> [DATA FOR THE TASK]:
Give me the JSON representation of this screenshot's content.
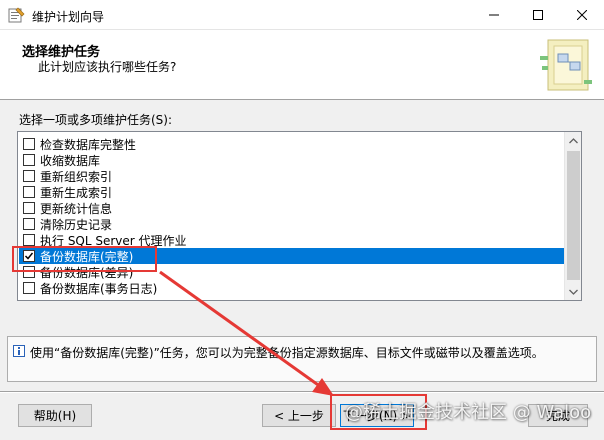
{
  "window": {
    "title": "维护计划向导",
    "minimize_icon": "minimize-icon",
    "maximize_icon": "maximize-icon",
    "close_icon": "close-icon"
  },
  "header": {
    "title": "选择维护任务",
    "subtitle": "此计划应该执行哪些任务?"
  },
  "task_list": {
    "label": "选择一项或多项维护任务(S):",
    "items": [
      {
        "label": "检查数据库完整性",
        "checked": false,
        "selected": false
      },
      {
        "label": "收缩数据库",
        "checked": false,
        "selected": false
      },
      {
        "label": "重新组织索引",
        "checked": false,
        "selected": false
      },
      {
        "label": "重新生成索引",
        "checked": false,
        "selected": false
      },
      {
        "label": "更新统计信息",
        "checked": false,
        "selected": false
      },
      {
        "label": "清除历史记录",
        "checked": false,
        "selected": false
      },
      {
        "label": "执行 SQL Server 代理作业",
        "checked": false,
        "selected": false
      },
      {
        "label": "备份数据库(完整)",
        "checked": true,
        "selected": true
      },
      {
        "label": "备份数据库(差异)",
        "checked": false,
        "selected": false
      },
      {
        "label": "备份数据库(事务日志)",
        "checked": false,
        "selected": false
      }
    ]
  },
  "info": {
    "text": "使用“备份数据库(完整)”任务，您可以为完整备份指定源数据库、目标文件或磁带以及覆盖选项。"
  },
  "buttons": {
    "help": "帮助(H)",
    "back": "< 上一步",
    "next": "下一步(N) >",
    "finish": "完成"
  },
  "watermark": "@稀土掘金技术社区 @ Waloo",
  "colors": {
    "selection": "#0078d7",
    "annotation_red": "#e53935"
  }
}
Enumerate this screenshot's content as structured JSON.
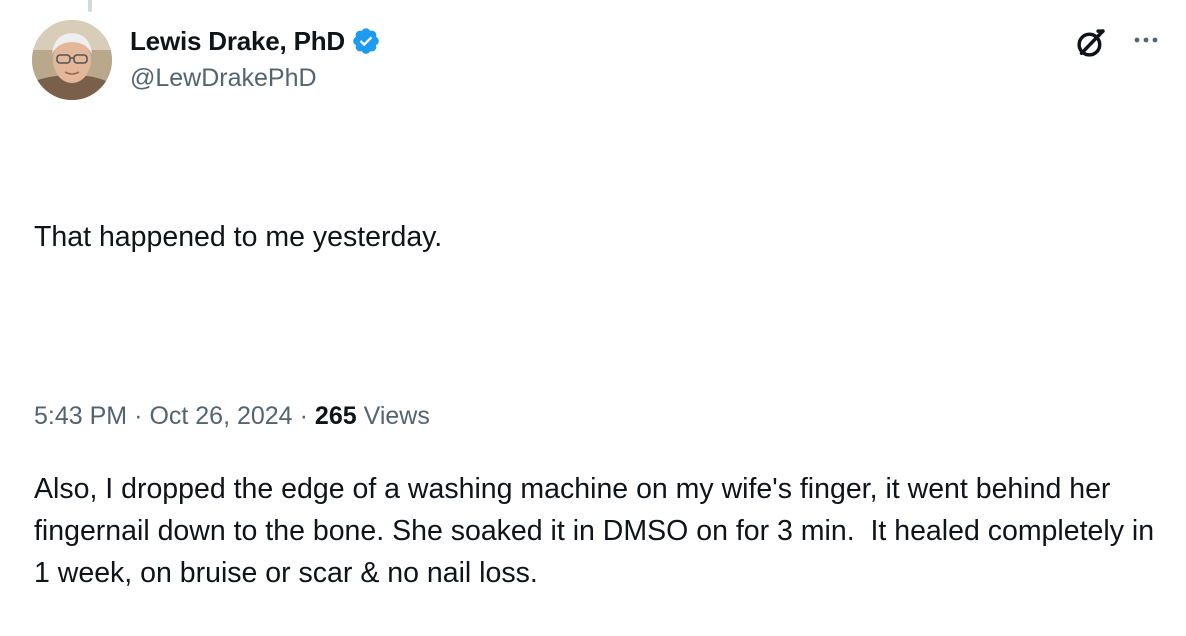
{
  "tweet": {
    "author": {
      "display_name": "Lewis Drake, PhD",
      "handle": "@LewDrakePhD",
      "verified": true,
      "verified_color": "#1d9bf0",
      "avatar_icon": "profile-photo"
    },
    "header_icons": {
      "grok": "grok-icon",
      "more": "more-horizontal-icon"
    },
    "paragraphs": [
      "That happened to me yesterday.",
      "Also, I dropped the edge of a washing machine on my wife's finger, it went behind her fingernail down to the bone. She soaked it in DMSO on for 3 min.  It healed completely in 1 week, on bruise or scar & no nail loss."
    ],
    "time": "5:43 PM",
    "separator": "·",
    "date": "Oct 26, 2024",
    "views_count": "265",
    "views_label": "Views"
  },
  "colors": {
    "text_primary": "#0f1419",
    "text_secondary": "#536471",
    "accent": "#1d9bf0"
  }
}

> [PROBLEM TO SOLVE]:
Exactly as written, set down the lines from the line holding "Enumerate this screenshot's" to the last line of the data, both ends included, pictures excluded.

> [FINAL RESULT]:
Enumerate this screenshot's content as structured JSON.
{
  "tweet": {
    "author": {
      "display_name": "Lewis Drake, PhD",
      "handle": "@LewDrakePhD",
      "verified": true,
      "verified_color": "#1d9bf0",
      "avatar_icon": "profile-photo"
    },
    "header_icons": {
      "grok": "grok-icon",
      "more": "more-horizontal-icon"
    },
    "paragraphs": [
      "That happened to me yesterday.",
      "Also, I dropped the edge of a washing machine on my wife's finger, it went behind her fingernail down to the bone. She soaked it in DMSO on for 3 min.  It healed completely in 1 week, on bruise or scar & no nail loss."
    ],
    "time": "5:43 PM",
    "separator": "·",
    "date": "Oct 26, 2024",
    "views_count": "265",
    "views_label": "Views"
  },
  "colors": {
    "text_primary": "#0f1419",
    "text_secondary": "#536471",
    "accent": "#1d9bf0"
  }
}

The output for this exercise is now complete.